Text to read:
Talk about the size configuration of JSF business thread pool

1 Introduction

The JSF business thread pool uses JDK's thread pool technology and adopts Cached mode by default (number of core threads is 20, maximum number of threads is 200). In addition, Fixed thread size mode is also provided. Both modes can set the request queue size.

This article aims to provide benchmark results for "JSF business thread pool size configuration" through load testing in a simplified scenario ("single service application") and form some generally applicable conclusions.

The target readers of this article include stress testing engineers, development, deployment and operation and maintenance engineers and architects who need to reasonably configure the JSF thread size. This article does not cover other configuration items of the JSF server, nor does it discuss the reasonable configuration of "composite service applications". You can use the conclusions provided in this article as a reference for designing stress test cases or basic methods for evaluating the size of the business thread pool, so that you can reasonably configure the size of the JSF business thread pool in practice. It should be noted that the reasonable configuration of the JSF business thread pool size should be based on high-fidelity load test results.

"Single-service application" means that the application contains only one provided interface and only one method in the interface.

"Composite service application" refers to an application that contains multiple provided interfaces or an interface that contains multiple methods.

2. Test case description

This benchmark test selected the USF3.0 permission system and customized it into a single service provider. Only one method of the provider was tested, so it can be regarded as a "single service application". In the test, the CPU is used as the core resource of the benchmark test, and taking into account the impact of the JVM garbage collector, simple test data is used to ensure the consistency of each call to the service and to ensure that YGC has regularity (that is, a fixed call amount will cause YGC of 30+ms at a time), without the influence of FGC.

To do:
• a. In the article on JSF business thread pool sizing, why does the benchmark use simple test data? Answer in one to three sentences.
• b. Extend the article on JSF business thread pool sizing, starting after its last sentence.

Collected material:

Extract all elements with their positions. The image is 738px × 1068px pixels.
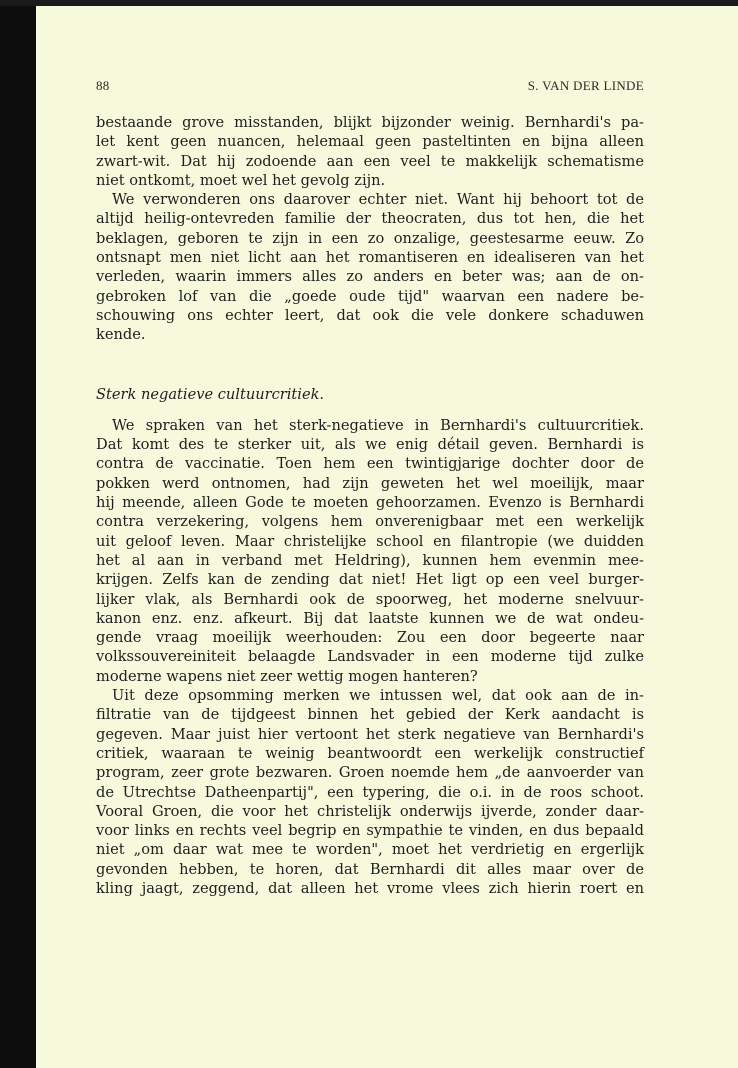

Answers to the problems:
• a. Simple test data keeps every call to the service consistent. It also makes young garbage collection regular, so that a fixed number of calls causes one YGC of 30+ms, with no influence from full garbage collection.

• b.
In the design of the test case, all dependent service resources are unlimited to ensure that the service availability rate reaches 100% during the test process. Our key performance indicator is TP99, that is, 99% of service response times must be less than 10ms.

In order to test the performance in different thread pool modes, we used the Cached and Fixed modes of the JSF thread pool, and conducted multiple sets of tests for each mode to find out that the system's maximum load conditions.

Test application : USF3.0 permission system (customized processing)

Test service : com.jd.susf.service.api.SusfPermissionService#findUserInfo, a service returned by querying a piece of data from Redis based on user information.

Hardware configuration : single 4C 8G

Test method : The Forcebot system adopted a ladder pressure method to conduct system load testing on the JSF business thread pool in Cached and Fixed modes.

Formulate SLA requirements : TP99 of service response time <10ms

Note: We have customized the USF3.0 permission system, adjusted the configuration data of the service provider, and only retained com.jd.susf.service.api.SusfPermissionService.

3.Test results and analysis

3.1. System load of cached thread pool

Figure: System load diagram of JSF default thread pool (cached, threads=200) under different number of concurrent users (1-200)

Number of concurrent users TP99 ThroughputTPS CPU utilization (%)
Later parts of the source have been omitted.